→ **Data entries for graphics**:
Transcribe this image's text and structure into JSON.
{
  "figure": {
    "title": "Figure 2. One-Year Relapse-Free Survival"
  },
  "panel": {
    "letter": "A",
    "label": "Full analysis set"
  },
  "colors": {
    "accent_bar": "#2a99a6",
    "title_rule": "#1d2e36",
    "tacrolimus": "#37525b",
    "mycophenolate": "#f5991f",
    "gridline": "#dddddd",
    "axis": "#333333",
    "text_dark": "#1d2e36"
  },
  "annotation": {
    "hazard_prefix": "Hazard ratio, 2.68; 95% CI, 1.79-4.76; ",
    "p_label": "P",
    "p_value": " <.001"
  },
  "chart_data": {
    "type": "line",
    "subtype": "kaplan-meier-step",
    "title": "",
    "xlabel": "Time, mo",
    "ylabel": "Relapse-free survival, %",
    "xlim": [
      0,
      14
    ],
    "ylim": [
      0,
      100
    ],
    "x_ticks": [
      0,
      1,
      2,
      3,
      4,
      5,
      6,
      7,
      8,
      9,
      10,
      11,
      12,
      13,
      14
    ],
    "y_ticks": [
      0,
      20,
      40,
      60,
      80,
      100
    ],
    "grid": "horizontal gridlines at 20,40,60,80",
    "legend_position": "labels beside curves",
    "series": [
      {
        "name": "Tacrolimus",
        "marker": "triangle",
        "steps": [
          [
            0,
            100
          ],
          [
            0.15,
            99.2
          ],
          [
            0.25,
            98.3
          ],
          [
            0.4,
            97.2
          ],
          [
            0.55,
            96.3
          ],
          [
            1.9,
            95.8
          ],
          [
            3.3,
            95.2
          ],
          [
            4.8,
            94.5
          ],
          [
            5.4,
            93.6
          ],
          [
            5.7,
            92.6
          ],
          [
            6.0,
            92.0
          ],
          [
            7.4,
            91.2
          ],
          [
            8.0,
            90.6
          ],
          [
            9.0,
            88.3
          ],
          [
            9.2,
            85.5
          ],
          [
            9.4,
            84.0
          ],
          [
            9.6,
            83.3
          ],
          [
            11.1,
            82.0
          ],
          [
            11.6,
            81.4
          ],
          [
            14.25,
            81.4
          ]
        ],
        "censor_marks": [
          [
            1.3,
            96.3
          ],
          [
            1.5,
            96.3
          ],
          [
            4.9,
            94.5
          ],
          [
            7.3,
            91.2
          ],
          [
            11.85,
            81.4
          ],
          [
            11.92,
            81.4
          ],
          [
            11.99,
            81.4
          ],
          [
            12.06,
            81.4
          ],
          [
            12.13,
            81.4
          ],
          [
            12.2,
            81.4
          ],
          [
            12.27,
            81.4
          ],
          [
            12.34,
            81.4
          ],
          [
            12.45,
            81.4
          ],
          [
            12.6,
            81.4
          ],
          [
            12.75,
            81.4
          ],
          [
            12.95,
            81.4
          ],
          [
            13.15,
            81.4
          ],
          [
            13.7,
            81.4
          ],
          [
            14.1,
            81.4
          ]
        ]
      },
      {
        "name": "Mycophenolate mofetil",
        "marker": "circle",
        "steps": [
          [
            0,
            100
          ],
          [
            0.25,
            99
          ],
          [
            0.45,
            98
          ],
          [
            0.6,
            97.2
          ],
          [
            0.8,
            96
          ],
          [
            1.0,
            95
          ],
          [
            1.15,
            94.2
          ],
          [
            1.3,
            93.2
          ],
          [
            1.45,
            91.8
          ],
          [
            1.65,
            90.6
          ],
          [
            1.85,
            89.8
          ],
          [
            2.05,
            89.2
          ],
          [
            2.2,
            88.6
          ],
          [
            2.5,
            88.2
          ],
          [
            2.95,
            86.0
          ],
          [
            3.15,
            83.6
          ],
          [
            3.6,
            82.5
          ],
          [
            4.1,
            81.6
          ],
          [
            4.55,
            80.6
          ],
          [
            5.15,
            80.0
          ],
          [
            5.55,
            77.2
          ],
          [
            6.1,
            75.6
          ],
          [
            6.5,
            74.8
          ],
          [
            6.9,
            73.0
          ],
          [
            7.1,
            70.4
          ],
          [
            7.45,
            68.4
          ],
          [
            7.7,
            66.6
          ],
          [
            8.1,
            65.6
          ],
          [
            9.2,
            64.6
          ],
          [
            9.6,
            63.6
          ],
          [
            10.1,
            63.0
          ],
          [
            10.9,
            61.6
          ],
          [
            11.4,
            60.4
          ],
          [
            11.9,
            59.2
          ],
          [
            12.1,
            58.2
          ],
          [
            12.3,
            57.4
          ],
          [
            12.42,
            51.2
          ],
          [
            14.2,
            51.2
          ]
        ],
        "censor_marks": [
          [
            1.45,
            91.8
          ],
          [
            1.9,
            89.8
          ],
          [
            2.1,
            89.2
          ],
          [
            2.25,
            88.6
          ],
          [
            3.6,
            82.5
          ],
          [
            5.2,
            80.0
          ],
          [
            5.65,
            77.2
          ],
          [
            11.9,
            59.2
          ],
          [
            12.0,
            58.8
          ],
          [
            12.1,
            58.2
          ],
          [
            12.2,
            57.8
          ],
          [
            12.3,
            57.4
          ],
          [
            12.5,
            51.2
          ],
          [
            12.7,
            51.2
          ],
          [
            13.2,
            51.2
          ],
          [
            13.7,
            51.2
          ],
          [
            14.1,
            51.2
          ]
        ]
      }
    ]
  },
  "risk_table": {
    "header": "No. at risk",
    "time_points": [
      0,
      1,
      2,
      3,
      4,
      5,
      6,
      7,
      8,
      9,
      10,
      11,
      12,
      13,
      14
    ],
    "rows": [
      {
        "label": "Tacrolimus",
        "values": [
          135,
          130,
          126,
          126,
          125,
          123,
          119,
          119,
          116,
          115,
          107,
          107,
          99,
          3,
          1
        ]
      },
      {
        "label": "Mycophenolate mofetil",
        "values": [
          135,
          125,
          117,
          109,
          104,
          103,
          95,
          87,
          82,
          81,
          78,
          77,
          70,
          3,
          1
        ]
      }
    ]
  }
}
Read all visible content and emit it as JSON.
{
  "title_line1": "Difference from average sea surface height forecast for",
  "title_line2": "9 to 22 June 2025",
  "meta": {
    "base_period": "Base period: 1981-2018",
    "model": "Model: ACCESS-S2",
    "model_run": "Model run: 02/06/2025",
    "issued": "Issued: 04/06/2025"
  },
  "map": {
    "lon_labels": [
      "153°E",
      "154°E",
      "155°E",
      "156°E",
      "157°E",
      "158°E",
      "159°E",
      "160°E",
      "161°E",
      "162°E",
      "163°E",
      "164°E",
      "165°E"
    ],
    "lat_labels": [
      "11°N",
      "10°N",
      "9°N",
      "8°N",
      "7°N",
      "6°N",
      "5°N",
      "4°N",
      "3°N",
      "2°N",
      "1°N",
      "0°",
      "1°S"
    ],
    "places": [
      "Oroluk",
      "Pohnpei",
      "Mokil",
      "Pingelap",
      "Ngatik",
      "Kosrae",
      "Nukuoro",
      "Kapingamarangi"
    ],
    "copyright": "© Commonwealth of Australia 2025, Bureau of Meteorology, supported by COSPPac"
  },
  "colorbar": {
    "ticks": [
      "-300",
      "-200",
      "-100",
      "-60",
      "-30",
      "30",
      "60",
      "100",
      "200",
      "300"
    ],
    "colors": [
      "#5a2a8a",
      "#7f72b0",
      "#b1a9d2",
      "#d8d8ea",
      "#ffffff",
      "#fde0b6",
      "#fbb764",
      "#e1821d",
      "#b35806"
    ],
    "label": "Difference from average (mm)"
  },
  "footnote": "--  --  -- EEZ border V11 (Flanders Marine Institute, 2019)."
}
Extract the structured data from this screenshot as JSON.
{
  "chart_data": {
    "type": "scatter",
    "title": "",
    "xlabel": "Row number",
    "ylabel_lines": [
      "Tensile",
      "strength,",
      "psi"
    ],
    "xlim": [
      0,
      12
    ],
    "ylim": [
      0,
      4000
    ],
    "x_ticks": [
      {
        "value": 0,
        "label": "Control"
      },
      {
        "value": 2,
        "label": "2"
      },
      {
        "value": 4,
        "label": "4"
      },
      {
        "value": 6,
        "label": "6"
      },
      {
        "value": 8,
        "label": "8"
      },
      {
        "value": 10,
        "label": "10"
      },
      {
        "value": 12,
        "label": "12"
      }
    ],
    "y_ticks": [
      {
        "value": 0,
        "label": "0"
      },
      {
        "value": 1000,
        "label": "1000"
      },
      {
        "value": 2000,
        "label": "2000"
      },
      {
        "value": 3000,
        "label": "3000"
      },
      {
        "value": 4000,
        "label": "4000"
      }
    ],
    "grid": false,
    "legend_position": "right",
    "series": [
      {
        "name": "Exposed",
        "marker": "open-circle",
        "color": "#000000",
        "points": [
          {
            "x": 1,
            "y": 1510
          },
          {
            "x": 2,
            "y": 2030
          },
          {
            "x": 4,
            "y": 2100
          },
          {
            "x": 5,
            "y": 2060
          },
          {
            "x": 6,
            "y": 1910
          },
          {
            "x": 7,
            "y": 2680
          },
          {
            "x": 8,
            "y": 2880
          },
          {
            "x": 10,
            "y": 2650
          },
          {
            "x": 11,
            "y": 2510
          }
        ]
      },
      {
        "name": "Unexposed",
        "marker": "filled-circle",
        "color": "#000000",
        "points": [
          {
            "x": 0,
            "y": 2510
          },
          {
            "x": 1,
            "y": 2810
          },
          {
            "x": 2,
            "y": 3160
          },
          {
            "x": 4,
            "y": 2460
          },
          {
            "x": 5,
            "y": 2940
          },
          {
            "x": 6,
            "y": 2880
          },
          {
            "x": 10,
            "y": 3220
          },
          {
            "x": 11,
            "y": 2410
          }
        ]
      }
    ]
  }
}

→ **TASK BRIEF**: Collect every line with the string "marker" from the records, and copy each.

→ **RESULT FOR THIS TASK**:
        "marker": "triangle",
        "marker": "circle",
        "marker": "open-circle",
        "marker": "filled-circle",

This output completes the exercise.